Available data -

####

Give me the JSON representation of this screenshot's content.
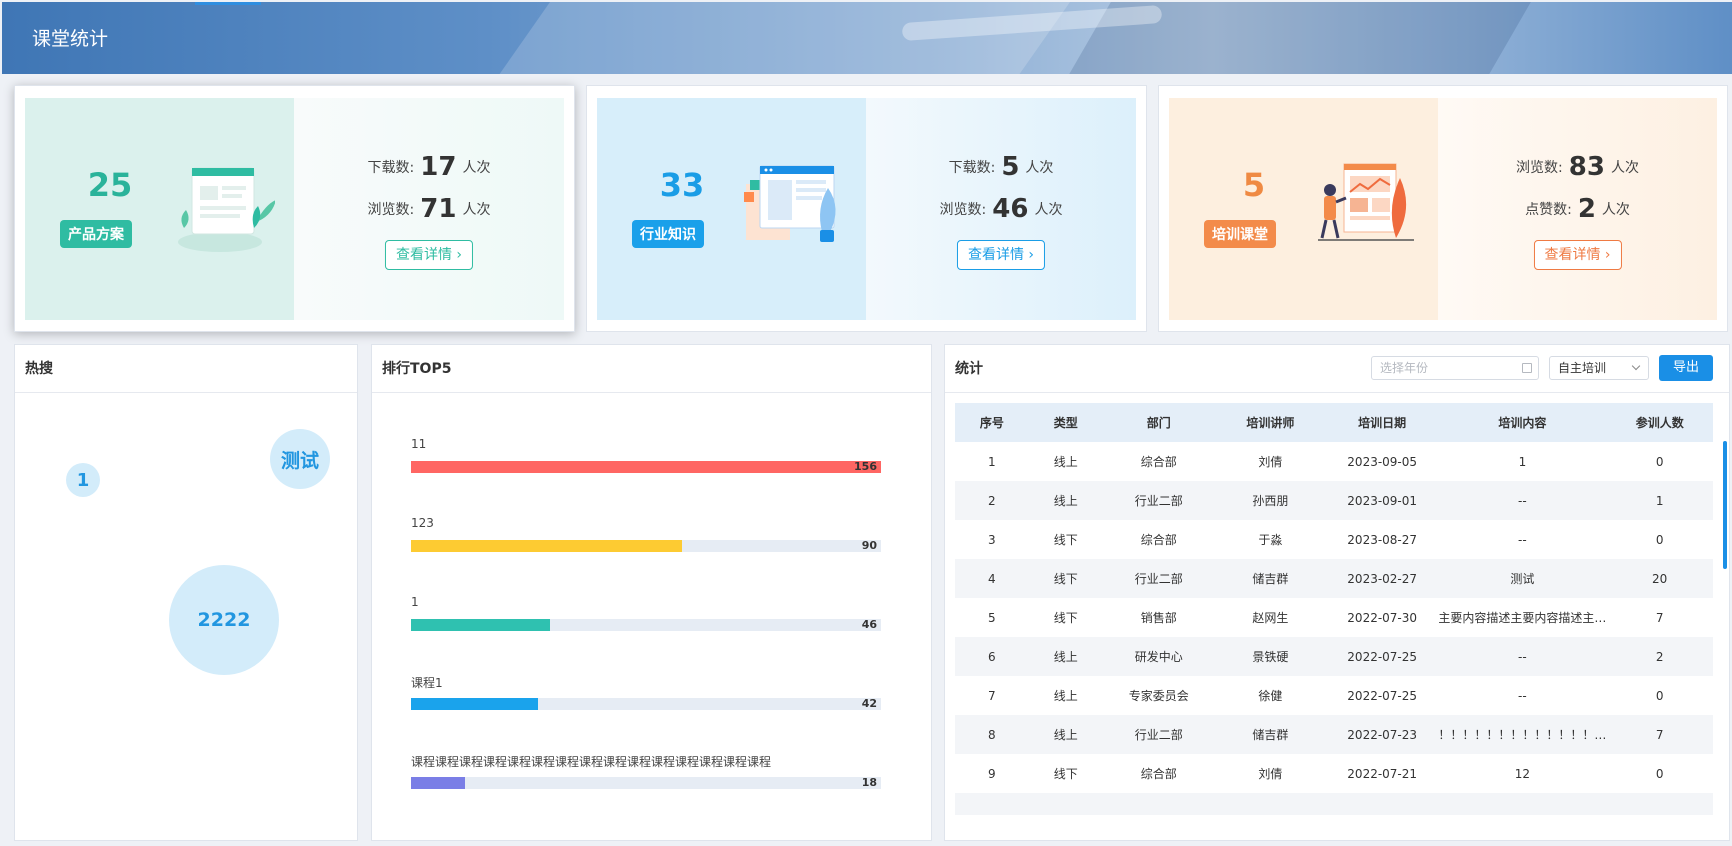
{
  "header": {
    "title": "课堂统计"
  },
  "cards": [
    {
      "count": "25",
      "tag": "产品方案",
      "row1_label": "下载数:",
      "row1_value": "17",
      "row1_unit": "人次",
      "row2_label": "浏览数:",
      "row2_value": "71",
      "row2_unit": "人次",
      "button": "查看详情",
      "icon": "document-plant-icon"
    },
    {
      "count": "33",
      "tag": "行业知识",
      "row1_label": "下载数:",
      "row1_value": "5",
      "row1_unit": "人次",
      "row2_label": "浏览数:",
      "row2_value": "46",
      "row2_unit": "人次",
      "button": "查看详情",
      "icon": "window-plant-icon"
    },
    {
      "count": "5",
      "tag": "培训课堂",
      "row1_label": "浏览数:",
      "row1_value": "83",
      "row1_unit": "人次",
      "row2_label": "点赞数:",
      "row2_value": "2",
      "row2_unit": "人次",
      "button": "查看详情",
      "icon": "presentation-person-icon"
    }
  ],
  "hot": {
    "title": "热搜",
    "bubbles": [
      "1",
      "测试",
      "2222"
    ]
  },
  "rank": {
    "title": "排行TOP5",
    "items": [
      {
        "label": "11",
        "value": 156,
        "color": "#ff6663"
      },
      {
        "label": "123",
        "value": 90,
        "color": "#fdcb32"
      },
      {
        "label": "1",
        "value": 46,
        "color": "#2fc1b0"
      },
      {
        "label": "课程1",
        "value": 42,
        "color": "#1aa3ec"
      },
      {
        "label": "课程课程课程课程课程课程课程课程课程课程课程课程课程课程课程",
        "value": 18,
        "color": "#7a7ee6"
      }
    ],
    "max": 156
  },
  "stats": {
    "title": "统计",
    "year_placeholder": "选择年份",
    "type_select": "自主培训",
    "export": "导出",
    "columns": [
      "序号",
      "类型",
      "部门",
      "培训讲师",
      "培训日期",
      "培训内容",
      "参训人数"
    ],
    "rows": [
      [
        "1",
        "线上",
        "综合部",
        "刘倩",
        "2023-09-05",
        "1",
        "0"
      ],
      [
        "2",
        "线上",
        "行业二部",
        "孙西朋",
        "2023-09-01",
        "--",
        "1"
      ],
      [
        "3",
        "线下",
        "综合部",
        "于淼",
        "2023-08-27",
        "--",
        "0"
      ],
      [
        "4",
        "线下",
        "行业二部",
        "储吉群",
        "2023-02-27",
        "测试",
        "20"
      ],
      [
        "5",
        "线下",
        "销售部",
        "赵网生",
        "2022-07-30",
        "主要内容描述主要内容描述主…",
        "7"
      ],
      [
        "6",
        "线上",
        "研发中心",
        "景铁硬",
        "2022-07-25",
        "--",
        "2"
      ],
      [
        "7",
        "线上",
        "专家委员会",
        "徐健",
        "2022-07-25",
        "--",
        "0"
      ],
      [
        "8",
        "线上",
        "行业二部",
        "储吉群",
        "2022-07-23",
        "！！！！！！！！！！！！！…",
        "7"
      ],
      [
        "9",
        "线下",
        "综合部",
        "刘倩",
        "2022-07-21",
        "12",
        "0"
      ],
      [
        "",
        "",
        "",
        "",
        "",
        "",
        ""
      ]
    ]
  }
}
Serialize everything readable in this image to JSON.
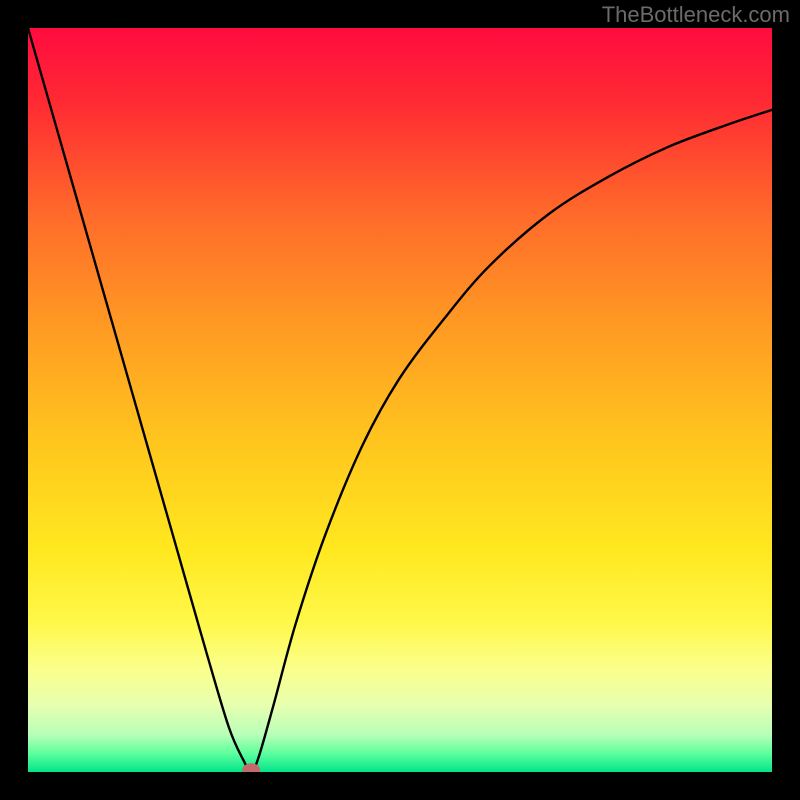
{
  "watermark": "TheBottleneck.com",
  "chart_data": {
    "type": "line",
    "title": "",
    "xlabel": "",
    "ylabel": "",
    "xlim": [
      0,
      100
    ],
    "ylim": [
      0,
      100
    ],
    "series": [
      {
        "name": "curve",
        "x": [
          0,
          4,
          8,
          12,
          16,
          20,
          24,
          27,
          29,
          30,
          31,
          33,
          36,
          40,
          45,
          50,
          56,
          62,
          70,
          78,
          86,
          94,
          100
        ],
        "values": [
          100,
          86,
          72,
          58,
          44,
          30,
          16,
          6,
          1.5,
          0,
          2,
          9,
          20,
          32,
          44,
          53,
          61,
          68,
          75,
          80,
          84,
          87,
          89
        ]
      }
    ],
    "marker": {
      "x": 30,
      "y": 0,
      "rx": 1.2,
      "ry": 0.9,
      "color": "#c36a6a"
    },
    "gradient_stops": [
      {
        "offset": 0.0,
        "color": "#ff0b3f"
      },
      {
        "offset": 0.1,
        "color": "#ff2a33"
      },
      {
        "offset": 0.25,
        "color": "#ff6a2a"
      },
      {
        "offset": 0.4,
        "color": "#ff9a23"
      },
      {
        "offset": 0.55,
        "color": "#ffc41e"
      },
      {
        "offset": 0.7,
        "color": "#ffe81f"
      },
      {
        "offset": 0.8,
        "color": "#fff84a"
      },
      {
        "offset": 0.86,
        "color": "#fbff8a"
      },
      {
        "offset": 0.91,
        "color": "#e7ffb0"
      },
      {
        "offset": 0.95,
        "color": "#b8ffb8"
      },
      {
        "offset": 0.975,
        "color": "#5eff9e"
      },
      {
        "offset": 1.0,
        "color": "#00e589"
      }
    ]
  },
  "colors": {
    "frame": "#000000",
    "curve": "#000000"
  }
}
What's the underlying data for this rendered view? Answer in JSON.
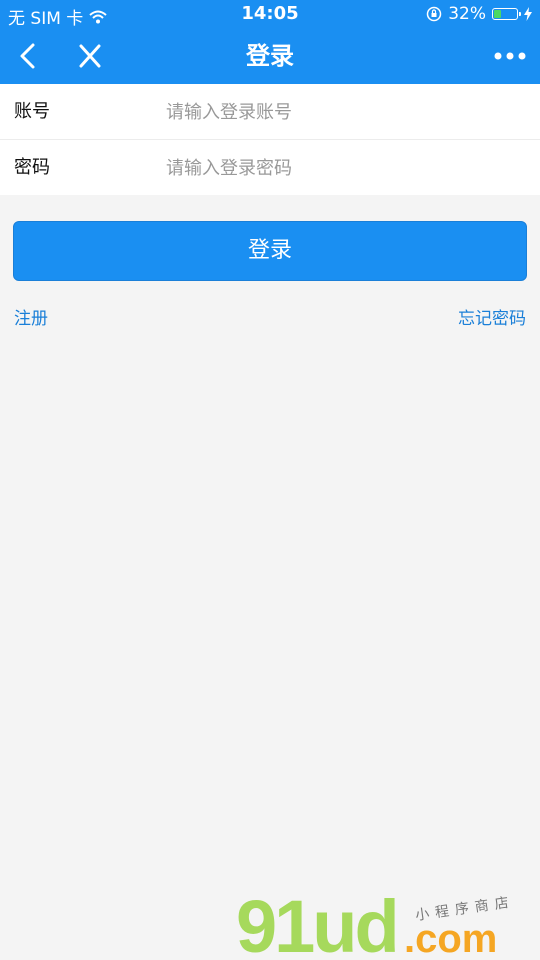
{
  "status_bar": {
    "carrier": "无 SIM 卡",
    "time": "14:05",
    "battery_percent_label": "32%",
    "battery_level": 0.32,
    "icons": [
      "wifi-icon",
      "orientation-lock-icon",
      "battery-icon",
      "charging-bolt-icon"
    ]
  },
  "nav": {
    "title": "登录",
    "icons": [
      "back-chevron-icon",
      "close-icon",
      "more-dots-icon"
    ]
  },
  "form": {
    "account": {
      "label": "账号",
      "placeholder": "请输入登录账号",
      "value": ""
    },
    "password": {
      "label": "密码",
      "placeholder": "请输入登录密码",
      "value": ""
    }
  },
  "actions": {
    "login_label": "登录",
    "register_label": "注册",
    "forgot_label": "忘记密码"
  },
  "watermark": {
    "brand": "91ud",
    "domain": ".com",
    "tagline": "小程序商店"
  },
  "colors": {
    "accent": "#1a8ff2",
    "link": "#1a7fd8",
    "background": "#f4f4f4",
    "watermark_green": "#a6d95c",
    "watermark_orange": "#f5a623"
  }
}
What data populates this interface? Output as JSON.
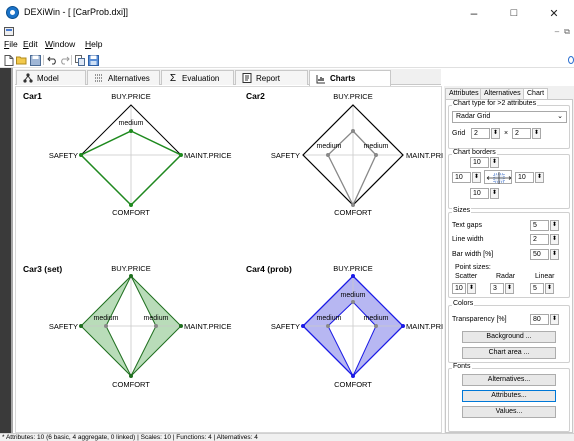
{
  "window": {
    "title": "DEXiWin - [ [CarProb.dxi]]",
    "minimize_glyph": "–",
    "maximize_glyph": "□",
    "close_glyph": "✕",
    "mdi_minimize_glyph": "–",
    "mdi_restore_glyph": "⧉"
  },
  "menu": [
    {
      "accel": "F",
      "rest": "ile"
    },
    {
      "accel": "E",
      "rest": "dit"
    },
    {
      "accel": "W",
      "rest": "indow"
    },
    {
      "accel": "H",
      "rest": "elp"
    }
  ],
  "toolbar": {
    "icons": [
      "new-file-icon",
      "open-folder-icon",
      "save-icon",
      "undo-icon",
      "redo-icon",
      "copy-icon",
      "save-all-icon"
    ]
  },
  "tabs": [
    {
      "label": "Model",
      "icon": "model-tree-icon"
    },
    {
      "label": "Alternatives",
      "icon": "alternatives-list-icon"
    },
    {
      "label": "Evaluation",
      "icon": "sigma-icon"
    },
    {
      "label": "Report",
      "icon": "report-icon"
    },
    {
      "label": "Charts",
      "icon": "charts-icon",
      "active": true
    }
  ],
  "charts": [
    {
      "title": "Car1",
      "axes": {
        "top": "BUY.PRICE",
        "right": "MAINT.PRICE",
        "bottom": "COMFORT",
        "left": "SAFETY"
      },
      "value_labels": [
        "medium"
      ]
    },
    {
      "title": "Car2",
      "axes": {
        "top": "BUY.PRICE",
        "right": "MAINT.PRICE",
        "bottom": "COMFORT",
        "left": "SAFETY"
      },
      "value_labels": [
        "medium",
        "medium"
      ]
    },
    {
      "title": "Car3 (set)",
      "axes": {
        "top": "BUY.PRICE",
        "right": "MAINT.PRICE",
        "bottom": "COMFORT",
        "left": "SAFETY"
      },
      "value_labels": [
        "medium",
        "medium"
      ]
    },
    {
      "title": "Car4 (prob)",
      "axes": {
        "top": "BUY.PRICE",
        "right": "MAINT.PRICE",
        "bottom": "COMFORT",
        "left": "SAFETY"
      },
      "value_labels": [
        "medium",
        "medium",
        "medium"
      ]
    }
  ],
  "chart_colors": {
    "car1_stroke": "#1e8a1e",
    "car2_stroke": "#888888",
    "car3_fill": "#b9dcb9",
    "car3_stroke": "#1e6e1e",
    "car4_fill": "#b7b7f2",
    "car4_stroke": "#1a1ae6",
    "grid": "#c8c8c8",
    "outline": "#000000"
  },
  "right_panel": {
    "tabs": [
      "Attributes",
      "Alternatives",
      "Chart"
    ],
    "active_tab": "Chart",
    "chart_type_label": "Chart type for >2 attributes",
    "chart_type_value": "Radar Grid",
    "grid_label": "Grid",
    "grid_cols": "2",
    "grid_times": "×",
    "grid_rows": "2",
    "borders_label": "Chart borders",
    "border_top": "10",
    "border_left": "10",
    "border_right": "10",
    "border_bottom": "10",
    "sizes_label": "Sizes",
    "text_gaps_label": "Text gaps",
    "text_gaps_value": "5",
    "line_width_label": "Line width",
    "line_width_value": "2",
    "bar_width_label": "Bar width [%]",
    "bar_width_value": "50",
    "point_sizes_label": "Point sizes:",
    "scatter_label": "Scatter",
    "radar_label": "Radar",
    "linear_label": "Linear",
    "scatter_value": "10",
    "radar_value": "3",
    "linear_value": "5",
    "colors_label": "Colors",
    "transparency_label": "Transparency [%]",
    "transparency_value": "80",
    "background_btn": "Background ...",
    "chart_area_btn": "Chart area ...",
    "fonts_label": "Fonts",
    "alternatives_btn": "Alternatives...",
    "attributes_btn": "Attributes...",
    "values_btn": "Values..."
  },
  "status": {
    "text": "* Attributes: 10 (6 basic, 4 aggregate, 0 linked)  |  Scales: 10  |  Functions: 4  |  Alternatives: 4"
  }
}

####

The exercise -
Read through the data and copy every line where "plant" shows up.

Task result -
      "icon": "document-plant-icon"
      "icon": "window-plant-icon"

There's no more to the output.